:: Requirements ::
Would it be possible to quote, exactly and in full, the lines from the one with "Reverse-engineer this chart into JSON." through the end of the entries below?
*** Information provided
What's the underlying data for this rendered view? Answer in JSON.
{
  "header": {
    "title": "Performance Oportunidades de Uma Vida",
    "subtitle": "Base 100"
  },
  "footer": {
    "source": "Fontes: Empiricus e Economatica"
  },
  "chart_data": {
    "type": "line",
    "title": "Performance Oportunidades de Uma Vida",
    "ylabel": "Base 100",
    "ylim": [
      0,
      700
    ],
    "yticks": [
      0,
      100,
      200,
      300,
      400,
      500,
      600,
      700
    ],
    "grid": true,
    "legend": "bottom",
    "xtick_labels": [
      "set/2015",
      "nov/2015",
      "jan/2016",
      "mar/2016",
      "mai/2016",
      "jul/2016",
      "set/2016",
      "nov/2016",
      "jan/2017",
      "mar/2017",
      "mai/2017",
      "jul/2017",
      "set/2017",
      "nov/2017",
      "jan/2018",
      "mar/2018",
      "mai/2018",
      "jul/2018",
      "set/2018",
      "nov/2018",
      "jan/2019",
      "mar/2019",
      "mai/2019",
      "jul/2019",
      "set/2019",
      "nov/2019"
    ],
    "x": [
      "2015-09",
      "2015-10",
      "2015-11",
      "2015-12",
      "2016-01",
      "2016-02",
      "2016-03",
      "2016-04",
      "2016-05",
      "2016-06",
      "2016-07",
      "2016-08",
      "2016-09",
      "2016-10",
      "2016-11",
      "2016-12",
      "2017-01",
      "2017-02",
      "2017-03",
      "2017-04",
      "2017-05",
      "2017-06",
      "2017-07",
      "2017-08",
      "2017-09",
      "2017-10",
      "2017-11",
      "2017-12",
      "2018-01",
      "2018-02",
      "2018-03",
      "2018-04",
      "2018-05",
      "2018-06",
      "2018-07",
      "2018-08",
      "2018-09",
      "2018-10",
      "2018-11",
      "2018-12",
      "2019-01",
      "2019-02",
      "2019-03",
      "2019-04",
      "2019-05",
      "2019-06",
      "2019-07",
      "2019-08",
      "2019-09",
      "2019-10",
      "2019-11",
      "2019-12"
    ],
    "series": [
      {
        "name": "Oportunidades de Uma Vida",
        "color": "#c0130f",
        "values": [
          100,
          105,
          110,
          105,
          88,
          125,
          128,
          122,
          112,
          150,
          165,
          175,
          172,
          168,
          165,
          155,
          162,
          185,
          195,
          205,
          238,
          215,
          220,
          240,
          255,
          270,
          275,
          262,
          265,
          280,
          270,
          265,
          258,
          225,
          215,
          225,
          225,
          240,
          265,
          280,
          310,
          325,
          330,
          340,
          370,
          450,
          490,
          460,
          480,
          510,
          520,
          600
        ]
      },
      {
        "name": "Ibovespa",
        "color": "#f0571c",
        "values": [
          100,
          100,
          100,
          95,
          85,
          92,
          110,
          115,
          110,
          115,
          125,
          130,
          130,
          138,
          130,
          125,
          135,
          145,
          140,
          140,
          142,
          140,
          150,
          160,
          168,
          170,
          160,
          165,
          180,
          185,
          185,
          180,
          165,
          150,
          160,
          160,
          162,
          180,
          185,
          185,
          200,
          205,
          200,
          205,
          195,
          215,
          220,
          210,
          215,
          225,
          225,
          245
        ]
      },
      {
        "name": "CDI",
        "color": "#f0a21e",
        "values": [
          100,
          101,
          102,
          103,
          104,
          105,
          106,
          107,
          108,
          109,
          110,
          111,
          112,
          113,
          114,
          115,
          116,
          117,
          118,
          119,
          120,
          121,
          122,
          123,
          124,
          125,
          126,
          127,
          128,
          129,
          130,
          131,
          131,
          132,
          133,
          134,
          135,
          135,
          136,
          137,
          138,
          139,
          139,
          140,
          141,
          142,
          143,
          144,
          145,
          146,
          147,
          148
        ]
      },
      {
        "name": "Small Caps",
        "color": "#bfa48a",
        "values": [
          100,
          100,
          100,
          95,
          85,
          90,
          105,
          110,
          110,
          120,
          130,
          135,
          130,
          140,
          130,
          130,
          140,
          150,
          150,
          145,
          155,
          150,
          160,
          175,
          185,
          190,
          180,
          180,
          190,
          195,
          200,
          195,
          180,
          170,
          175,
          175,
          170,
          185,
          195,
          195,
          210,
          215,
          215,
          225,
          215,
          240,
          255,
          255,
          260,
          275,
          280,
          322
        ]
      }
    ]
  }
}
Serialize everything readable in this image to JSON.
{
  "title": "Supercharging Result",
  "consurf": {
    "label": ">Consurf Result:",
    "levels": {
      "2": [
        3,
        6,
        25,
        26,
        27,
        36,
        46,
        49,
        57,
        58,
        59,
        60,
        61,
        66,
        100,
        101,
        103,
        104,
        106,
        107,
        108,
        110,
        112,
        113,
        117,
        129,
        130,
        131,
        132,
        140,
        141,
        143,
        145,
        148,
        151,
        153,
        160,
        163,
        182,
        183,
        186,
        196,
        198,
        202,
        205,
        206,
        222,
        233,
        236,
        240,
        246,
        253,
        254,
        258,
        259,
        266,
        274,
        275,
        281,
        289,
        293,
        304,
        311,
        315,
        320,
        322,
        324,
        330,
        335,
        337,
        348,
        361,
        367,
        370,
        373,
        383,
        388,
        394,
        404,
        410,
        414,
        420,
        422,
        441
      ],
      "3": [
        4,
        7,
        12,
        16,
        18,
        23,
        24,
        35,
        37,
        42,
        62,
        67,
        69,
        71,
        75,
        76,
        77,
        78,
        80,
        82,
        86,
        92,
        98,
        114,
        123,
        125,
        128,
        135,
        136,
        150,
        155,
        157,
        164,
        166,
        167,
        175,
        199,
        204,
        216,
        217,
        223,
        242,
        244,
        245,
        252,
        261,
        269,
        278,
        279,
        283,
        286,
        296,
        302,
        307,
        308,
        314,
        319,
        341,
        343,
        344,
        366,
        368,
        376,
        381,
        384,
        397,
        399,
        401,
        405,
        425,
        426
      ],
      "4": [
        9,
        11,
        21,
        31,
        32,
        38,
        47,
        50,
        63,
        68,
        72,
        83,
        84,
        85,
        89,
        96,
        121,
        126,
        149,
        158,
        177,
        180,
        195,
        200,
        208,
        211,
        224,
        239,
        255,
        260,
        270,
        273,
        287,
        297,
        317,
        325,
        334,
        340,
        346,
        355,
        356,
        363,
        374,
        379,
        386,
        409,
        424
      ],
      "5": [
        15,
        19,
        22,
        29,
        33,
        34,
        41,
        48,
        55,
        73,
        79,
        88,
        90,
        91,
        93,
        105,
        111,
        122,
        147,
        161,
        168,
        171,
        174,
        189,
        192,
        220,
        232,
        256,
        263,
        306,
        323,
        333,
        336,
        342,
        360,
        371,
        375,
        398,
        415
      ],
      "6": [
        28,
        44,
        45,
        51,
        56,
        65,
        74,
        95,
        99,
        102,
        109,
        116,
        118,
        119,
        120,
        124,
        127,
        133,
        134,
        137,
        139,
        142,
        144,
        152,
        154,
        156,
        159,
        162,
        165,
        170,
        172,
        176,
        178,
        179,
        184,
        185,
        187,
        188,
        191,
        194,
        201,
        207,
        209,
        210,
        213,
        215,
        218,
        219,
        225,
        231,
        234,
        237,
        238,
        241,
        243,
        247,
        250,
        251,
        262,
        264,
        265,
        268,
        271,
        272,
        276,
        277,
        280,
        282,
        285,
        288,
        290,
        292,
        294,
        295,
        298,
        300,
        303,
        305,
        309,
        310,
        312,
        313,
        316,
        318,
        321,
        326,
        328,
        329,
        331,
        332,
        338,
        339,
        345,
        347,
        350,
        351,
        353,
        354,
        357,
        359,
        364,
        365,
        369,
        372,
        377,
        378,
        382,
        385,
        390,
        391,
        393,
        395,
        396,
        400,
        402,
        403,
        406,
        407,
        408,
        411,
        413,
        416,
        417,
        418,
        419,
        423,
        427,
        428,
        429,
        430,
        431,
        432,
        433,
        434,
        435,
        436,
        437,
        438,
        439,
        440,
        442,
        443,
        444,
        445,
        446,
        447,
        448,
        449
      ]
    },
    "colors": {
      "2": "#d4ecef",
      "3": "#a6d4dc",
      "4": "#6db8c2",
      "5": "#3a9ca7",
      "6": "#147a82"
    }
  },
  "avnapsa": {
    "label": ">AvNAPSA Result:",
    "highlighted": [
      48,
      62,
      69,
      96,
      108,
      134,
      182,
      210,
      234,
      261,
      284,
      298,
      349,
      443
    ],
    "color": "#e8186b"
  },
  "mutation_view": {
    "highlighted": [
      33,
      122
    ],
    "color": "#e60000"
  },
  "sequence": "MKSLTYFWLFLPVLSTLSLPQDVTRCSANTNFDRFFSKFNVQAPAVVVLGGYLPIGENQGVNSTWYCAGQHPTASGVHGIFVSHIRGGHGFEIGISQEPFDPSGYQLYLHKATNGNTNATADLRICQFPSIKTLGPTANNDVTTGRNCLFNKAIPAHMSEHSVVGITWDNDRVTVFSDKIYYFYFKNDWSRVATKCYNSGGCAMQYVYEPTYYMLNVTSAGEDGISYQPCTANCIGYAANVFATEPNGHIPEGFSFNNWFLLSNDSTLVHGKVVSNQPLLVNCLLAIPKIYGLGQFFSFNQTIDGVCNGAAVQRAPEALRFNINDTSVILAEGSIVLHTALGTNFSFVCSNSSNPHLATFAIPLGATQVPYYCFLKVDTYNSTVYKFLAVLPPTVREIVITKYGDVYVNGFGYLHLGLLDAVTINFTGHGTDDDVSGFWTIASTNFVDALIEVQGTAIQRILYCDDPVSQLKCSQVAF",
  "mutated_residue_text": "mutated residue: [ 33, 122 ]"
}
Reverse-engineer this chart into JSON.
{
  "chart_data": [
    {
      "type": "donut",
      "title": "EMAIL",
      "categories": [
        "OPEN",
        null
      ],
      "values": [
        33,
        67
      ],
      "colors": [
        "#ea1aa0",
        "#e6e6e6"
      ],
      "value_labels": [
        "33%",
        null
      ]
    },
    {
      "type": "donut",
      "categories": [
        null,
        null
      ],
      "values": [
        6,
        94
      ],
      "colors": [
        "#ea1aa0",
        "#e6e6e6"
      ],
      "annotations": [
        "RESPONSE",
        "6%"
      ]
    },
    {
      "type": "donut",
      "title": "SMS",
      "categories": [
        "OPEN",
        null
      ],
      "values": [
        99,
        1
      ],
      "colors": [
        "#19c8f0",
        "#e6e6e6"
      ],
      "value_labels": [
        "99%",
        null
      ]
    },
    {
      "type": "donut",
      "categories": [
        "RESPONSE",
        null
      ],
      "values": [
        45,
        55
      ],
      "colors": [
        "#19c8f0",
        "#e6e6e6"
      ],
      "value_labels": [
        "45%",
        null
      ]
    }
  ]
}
******
:: Worked solution ::
Reverse-engineer this chart into JSON.
{
  "chart_data": [
    {
      "type": "donut",
      "title": "EMAIL",
      "categories": [
        "OPEN",
        null
      ],
      "values": [
        33,
        67
      ],
      "colors": [
        "#ea1aa0",
        "#e6e6e6"
      ],
      "value_labels": [
        "33%",
        null
      ]
    },
    {
      "type": "donut",
      "categories": [
        null,
        null
      ],
      "values": [
        6,
        94
      ],
      "colors": [
        "#ea1aa0",
        "#e6e6e6"
      ],
      "annotations": [
        "RESPONSE",
        "6%"
      ]
    },
    {
      "type": "donut",
      "title": "SMS",
      "categories": [
        "OPEN",
        null
      ],
      "values": [
        99,
        1
      ],
      "colors": [
        "#19c8f0",
        "#e6e6e6"
      ],
      "value_labels": [
        "99%",
        null
      ]
    },
    {
      "type": "donut",
      "categories": [
        "RESPONSE",
        null
      ],
      "values": [
        45,
        55
      ],
      "colors": [
        "#19c8f0",
        "#e6e6e6"
      ],
      "value_labels": [
        "45%",
        null
      ]
    }
  ]
}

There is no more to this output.